--- begin DATA FOR THE TASK ---

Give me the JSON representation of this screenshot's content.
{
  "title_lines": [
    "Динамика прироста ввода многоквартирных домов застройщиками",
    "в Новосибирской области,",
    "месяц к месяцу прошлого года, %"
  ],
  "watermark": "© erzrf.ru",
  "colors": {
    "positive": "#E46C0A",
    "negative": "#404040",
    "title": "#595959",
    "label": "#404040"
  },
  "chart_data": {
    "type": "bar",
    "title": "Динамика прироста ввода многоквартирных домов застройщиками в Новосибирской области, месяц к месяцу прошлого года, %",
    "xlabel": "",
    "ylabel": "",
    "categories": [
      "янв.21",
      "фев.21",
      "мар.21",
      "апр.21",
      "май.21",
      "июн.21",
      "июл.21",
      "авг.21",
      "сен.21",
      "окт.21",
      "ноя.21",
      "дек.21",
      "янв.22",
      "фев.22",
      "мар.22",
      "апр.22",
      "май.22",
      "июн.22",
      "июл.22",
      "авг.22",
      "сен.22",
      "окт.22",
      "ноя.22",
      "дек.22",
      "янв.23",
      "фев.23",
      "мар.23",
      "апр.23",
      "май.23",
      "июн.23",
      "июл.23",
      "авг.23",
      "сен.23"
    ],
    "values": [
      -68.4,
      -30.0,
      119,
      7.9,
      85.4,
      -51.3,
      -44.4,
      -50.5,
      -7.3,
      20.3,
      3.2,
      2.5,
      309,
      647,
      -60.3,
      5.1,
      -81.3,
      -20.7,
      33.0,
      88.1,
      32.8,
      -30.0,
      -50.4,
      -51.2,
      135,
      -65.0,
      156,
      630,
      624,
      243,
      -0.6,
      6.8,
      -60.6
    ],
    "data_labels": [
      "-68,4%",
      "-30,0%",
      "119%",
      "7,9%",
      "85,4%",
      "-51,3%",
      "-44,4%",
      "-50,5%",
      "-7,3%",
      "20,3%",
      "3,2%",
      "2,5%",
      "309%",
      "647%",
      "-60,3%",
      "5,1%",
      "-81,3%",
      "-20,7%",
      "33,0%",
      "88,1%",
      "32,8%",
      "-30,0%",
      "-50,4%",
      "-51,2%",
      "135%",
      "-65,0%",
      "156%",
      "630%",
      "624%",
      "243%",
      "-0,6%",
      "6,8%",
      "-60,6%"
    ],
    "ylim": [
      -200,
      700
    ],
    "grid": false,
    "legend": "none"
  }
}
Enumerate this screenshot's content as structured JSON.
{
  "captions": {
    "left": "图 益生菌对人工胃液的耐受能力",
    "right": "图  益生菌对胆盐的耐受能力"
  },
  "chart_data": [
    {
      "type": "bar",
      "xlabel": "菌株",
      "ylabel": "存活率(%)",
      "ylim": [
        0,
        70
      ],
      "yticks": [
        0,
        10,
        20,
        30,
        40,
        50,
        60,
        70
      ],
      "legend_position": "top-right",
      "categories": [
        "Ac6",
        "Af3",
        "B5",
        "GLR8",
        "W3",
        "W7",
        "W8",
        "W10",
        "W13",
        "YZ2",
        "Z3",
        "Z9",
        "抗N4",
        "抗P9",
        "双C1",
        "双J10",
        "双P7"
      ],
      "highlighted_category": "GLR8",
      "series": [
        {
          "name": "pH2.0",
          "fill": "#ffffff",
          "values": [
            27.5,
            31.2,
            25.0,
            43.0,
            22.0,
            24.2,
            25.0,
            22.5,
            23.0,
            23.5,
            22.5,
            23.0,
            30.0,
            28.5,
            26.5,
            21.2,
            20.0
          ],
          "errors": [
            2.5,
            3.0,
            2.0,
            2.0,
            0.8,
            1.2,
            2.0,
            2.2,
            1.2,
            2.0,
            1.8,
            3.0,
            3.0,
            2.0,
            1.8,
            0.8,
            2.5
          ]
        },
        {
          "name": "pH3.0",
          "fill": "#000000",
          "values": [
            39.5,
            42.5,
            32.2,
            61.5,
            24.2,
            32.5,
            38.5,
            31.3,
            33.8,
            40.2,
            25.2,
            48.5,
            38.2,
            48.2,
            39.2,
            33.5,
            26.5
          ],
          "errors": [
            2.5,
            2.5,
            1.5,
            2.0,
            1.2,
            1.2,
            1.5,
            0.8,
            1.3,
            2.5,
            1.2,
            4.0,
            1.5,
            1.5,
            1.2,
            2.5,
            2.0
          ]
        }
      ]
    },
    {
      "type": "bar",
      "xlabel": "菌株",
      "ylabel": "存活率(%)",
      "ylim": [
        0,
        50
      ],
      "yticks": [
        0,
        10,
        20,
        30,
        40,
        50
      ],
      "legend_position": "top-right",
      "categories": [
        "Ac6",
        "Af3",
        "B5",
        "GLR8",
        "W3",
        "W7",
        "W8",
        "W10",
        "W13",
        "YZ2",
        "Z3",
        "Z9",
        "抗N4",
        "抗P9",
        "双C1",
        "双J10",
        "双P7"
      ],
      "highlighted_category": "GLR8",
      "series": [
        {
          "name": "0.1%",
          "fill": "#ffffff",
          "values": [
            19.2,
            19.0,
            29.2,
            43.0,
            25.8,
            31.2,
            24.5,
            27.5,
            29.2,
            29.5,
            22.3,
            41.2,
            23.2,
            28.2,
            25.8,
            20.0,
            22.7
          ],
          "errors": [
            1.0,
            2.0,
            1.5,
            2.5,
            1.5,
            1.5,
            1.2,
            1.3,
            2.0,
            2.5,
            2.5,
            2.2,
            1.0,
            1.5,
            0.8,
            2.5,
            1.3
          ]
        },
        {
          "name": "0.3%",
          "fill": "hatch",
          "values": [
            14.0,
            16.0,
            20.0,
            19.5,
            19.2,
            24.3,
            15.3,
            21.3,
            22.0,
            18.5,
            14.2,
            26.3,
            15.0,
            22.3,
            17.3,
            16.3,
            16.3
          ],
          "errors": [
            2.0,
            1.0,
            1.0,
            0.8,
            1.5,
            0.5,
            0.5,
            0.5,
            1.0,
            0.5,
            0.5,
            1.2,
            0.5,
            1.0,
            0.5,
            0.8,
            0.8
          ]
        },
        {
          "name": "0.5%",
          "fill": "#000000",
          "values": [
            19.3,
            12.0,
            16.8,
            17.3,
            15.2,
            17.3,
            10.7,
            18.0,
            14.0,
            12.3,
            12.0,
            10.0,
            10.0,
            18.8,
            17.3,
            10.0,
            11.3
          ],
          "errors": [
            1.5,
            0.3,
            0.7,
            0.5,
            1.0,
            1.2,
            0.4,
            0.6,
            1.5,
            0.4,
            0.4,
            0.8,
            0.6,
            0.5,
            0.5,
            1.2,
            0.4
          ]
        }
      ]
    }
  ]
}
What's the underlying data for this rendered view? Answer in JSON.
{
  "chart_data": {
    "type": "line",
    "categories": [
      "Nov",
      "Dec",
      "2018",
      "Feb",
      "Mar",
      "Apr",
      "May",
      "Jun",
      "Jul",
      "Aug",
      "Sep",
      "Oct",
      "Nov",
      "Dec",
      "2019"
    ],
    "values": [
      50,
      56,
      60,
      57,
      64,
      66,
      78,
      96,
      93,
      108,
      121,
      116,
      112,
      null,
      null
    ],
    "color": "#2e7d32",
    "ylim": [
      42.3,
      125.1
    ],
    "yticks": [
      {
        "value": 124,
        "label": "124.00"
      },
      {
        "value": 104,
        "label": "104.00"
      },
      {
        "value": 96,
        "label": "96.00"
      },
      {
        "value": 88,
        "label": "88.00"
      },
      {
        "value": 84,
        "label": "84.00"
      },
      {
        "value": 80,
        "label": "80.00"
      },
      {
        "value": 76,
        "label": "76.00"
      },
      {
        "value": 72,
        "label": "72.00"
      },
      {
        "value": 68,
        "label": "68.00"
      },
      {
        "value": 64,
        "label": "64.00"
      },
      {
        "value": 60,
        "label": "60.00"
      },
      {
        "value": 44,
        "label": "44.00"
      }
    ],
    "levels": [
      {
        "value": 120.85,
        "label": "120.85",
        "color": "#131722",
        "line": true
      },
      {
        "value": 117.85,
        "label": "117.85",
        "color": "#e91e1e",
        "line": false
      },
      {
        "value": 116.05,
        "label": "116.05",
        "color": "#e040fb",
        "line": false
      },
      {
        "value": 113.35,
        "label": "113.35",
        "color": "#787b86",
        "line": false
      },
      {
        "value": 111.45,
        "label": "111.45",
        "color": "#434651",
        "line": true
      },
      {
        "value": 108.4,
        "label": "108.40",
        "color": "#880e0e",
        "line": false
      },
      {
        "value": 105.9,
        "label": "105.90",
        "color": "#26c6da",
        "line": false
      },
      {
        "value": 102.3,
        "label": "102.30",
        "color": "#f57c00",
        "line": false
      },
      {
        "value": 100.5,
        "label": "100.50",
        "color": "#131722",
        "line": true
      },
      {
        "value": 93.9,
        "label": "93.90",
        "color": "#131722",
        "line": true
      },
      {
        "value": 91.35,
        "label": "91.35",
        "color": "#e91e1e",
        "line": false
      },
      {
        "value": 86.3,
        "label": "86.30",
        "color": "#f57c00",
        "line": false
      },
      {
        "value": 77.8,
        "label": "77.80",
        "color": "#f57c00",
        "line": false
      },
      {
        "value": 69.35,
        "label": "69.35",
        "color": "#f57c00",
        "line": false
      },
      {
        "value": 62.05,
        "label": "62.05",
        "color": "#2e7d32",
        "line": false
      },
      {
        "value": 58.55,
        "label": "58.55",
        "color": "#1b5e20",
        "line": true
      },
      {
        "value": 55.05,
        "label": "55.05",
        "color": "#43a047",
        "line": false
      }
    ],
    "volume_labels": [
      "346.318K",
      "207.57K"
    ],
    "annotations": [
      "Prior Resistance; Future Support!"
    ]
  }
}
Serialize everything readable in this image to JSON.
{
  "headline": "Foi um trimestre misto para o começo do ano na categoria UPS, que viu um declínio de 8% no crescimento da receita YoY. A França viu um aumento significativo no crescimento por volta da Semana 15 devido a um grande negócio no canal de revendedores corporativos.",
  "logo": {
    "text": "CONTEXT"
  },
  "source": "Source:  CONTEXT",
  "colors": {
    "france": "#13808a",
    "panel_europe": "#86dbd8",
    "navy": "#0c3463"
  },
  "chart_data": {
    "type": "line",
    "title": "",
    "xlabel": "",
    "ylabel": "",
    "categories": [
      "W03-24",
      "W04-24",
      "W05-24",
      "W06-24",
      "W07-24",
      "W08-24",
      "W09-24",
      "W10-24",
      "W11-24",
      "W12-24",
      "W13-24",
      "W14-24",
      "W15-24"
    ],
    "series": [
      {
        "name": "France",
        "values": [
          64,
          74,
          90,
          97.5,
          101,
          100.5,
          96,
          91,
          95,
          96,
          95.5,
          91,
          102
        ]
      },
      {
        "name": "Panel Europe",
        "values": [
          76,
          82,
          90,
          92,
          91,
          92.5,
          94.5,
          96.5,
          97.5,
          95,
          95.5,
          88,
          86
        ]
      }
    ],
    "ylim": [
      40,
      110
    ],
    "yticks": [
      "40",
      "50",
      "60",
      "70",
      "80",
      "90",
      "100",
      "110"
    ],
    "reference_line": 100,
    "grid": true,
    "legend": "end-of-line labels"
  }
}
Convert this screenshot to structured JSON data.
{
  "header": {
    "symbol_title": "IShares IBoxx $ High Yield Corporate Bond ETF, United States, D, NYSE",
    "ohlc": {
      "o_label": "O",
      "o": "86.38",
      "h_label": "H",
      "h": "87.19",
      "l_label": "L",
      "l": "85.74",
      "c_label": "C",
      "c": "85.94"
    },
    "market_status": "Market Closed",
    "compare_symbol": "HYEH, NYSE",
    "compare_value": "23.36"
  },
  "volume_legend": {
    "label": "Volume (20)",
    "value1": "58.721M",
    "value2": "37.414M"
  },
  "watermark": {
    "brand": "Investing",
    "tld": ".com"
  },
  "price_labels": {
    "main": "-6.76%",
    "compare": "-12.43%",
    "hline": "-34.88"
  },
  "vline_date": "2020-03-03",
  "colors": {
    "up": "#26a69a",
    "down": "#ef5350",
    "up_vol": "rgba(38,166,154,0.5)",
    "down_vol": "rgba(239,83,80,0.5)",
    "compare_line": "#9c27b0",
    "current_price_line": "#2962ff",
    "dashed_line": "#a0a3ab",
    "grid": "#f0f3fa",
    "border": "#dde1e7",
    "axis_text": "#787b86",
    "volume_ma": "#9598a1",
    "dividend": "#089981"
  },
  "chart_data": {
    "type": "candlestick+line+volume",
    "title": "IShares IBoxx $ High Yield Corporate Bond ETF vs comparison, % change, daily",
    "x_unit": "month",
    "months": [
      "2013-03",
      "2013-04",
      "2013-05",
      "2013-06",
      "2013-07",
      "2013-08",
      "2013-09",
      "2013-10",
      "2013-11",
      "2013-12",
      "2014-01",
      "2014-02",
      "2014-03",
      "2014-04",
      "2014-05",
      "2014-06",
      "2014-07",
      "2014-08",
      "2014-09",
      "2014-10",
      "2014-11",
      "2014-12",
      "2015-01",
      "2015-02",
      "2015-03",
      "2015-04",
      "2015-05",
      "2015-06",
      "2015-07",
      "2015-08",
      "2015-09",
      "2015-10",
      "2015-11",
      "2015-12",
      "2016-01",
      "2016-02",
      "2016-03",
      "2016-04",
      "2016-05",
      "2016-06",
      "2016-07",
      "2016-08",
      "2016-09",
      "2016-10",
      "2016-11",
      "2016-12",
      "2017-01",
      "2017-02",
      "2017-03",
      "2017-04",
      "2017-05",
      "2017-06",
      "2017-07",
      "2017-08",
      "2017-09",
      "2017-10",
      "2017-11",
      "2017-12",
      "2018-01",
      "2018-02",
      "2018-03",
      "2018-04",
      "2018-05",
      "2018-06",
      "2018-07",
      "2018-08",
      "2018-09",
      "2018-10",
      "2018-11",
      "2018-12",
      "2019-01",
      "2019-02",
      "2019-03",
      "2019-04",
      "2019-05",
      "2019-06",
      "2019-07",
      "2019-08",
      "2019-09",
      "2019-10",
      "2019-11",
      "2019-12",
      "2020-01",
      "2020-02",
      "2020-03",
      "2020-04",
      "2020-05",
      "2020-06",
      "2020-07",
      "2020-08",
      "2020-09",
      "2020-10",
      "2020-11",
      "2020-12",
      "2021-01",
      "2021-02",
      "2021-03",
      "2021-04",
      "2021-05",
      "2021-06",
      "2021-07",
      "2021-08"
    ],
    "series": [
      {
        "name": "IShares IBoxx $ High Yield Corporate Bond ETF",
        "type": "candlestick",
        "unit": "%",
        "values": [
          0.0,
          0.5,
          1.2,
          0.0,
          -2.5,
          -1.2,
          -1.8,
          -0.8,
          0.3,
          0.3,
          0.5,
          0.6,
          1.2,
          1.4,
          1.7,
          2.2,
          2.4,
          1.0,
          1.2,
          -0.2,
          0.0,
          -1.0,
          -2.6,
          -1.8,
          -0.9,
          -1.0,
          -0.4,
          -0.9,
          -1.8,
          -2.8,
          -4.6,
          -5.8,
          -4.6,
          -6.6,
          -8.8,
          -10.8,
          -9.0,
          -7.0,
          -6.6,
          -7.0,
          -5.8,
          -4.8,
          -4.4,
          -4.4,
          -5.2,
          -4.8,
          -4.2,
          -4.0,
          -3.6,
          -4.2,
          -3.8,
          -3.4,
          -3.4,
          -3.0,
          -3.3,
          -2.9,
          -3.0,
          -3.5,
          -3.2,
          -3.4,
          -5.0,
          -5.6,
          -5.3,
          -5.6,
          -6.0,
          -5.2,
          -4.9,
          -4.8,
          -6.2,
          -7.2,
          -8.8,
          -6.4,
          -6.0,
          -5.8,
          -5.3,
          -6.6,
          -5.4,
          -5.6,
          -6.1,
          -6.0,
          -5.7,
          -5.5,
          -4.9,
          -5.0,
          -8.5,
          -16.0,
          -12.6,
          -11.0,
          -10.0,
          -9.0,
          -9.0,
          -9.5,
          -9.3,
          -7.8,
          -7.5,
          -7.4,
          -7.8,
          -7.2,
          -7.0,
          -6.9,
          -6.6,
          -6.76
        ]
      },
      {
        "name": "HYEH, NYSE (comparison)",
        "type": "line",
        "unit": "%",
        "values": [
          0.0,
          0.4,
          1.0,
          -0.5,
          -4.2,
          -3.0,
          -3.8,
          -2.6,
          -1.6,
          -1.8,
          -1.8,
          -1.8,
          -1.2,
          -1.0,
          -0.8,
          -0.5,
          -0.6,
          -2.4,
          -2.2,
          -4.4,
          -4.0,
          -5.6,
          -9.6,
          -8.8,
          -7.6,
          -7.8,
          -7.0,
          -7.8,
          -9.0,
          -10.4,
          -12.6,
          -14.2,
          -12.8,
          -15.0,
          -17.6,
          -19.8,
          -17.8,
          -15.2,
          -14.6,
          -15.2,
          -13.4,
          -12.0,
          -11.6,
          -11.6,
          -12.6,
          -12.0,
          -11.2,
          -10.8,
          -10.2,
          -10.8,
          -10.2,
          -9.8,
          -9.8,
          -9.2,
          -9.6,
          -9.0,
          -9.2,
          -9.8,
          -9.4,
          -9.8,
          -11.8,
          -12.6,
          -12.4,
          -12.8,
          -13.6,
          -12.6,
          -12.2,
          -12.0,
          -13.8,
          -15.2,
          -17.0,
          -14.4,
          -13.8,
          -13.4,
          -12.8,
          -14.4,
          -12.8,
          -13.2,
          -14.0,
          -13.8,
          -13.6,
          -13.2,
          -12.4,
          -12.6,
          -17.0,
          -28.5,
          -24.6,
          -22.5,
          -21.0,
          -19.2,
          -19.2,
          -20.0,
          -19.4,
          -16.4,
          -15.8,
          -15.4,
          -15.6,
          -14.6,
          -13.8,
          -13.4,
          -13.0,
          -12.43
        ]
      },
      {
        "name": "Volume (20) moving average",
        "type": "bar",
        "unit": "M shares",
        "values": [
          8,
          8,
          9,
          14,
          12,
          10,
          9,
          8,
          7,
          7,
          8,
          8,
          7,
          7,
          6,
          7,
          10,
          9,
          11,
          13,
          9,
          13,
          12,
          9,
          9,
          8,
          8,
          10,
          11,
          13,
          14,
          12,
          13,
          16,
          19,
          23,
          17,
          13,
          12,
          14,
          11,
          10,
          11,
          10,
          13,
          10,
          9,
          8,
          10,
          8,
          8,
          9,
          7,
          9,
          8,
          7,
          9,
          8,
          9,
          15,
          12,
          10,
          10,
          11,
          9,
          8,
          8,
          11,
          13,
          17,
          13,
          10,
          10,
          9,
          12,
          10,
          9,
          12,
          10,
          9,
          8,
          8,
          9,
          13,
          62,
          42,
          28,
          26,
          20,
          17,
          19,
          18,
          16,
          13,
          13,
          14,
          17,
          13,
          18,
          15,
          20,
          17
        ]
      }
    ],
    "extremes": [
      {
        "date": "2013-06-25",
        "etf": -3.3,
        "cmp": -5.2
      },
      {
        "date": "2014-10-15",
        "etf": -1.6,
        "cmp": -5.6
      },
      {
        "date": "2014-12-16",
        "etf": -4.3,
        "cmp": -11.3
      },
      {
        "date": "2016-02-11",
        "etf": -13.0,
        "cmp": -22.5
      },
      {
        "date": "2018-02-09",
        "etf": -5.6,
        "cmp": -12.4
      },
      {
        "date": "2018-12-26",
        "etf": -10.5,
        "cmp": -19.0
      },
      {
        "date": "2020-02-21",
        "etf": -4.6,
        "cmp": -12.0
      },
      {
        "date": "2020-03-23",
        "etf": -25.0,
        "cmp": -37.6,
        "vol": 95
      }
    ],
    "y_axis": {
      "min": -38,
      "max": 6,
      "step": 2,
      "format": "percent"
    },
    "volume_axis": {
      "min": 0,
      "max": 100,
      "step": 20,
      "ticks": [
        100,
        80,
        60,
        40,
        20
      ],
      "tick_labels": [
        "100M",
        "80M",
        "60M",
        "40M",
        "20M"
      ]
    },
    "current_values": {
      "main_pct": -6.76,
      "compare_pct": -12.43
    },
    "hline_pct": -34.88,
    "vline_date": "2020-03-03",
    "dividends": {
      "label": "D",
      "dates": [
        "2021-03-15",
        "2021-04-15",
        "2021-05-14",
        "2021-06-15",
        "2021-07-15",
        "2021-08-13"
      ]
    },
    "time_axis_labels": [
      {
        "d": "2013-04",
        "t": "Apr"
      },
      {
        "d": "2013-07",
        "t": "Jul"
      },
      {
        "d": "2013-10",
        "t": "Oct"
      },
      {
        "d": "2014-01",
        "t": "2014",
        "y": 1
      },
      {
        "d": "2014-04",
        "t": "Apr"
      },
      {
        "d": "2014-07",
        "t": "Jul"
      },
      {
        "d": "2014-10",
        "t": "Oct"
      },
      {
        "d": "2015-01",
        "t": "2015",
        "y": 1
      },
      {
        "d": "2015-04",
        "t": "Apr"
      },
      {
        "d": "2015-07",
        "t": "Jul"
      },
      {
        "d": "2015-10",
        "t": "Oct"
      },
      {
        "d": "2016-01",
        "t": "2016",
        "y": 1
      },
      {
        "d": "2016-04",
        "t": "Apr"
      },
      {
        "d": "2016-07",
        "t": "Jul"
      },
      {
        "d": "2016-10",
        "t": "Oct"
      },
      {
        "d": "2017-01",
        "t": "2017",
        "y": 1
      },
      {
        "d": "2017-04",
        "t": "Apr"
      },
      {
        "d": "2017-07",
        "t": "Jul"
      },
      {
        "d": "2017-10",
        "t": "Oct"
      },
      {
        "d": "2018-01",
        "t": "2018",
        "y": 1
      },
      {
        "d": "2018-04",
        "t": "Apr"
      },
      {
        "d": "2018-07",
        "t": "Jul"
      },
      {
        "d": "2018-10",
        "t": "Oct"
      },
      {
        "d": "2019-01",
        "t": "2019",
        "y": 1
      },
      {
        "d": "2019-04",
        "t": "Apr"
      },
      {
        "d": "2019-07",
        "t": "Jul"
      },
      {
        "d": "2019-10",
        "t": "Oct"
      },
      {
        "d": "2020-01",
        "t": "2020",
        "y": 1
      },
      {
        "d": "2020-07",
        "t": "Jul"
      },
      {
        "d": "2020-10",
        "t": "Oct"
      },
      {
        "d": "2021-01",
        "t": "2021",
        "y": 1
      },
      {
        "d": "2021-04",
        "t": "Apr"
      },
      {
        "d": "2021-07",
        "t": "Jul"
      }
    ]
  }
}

--- end DATA FOR THE TASK ---

**TASK TO CARRY OUT**
Scan the listing above and identify each line holding the string "this"; copy every such line.

**ANSWER TO THE EXERCISE**
Give me the JSON representation of this screenshot's content.
Enumerate this screenshot's content as structured JSON.
What's the underlying data for this rendered view? Answer in JSON.
Serialize everything readable in this image to JSON.
Convert this screenshot to structured JSON data.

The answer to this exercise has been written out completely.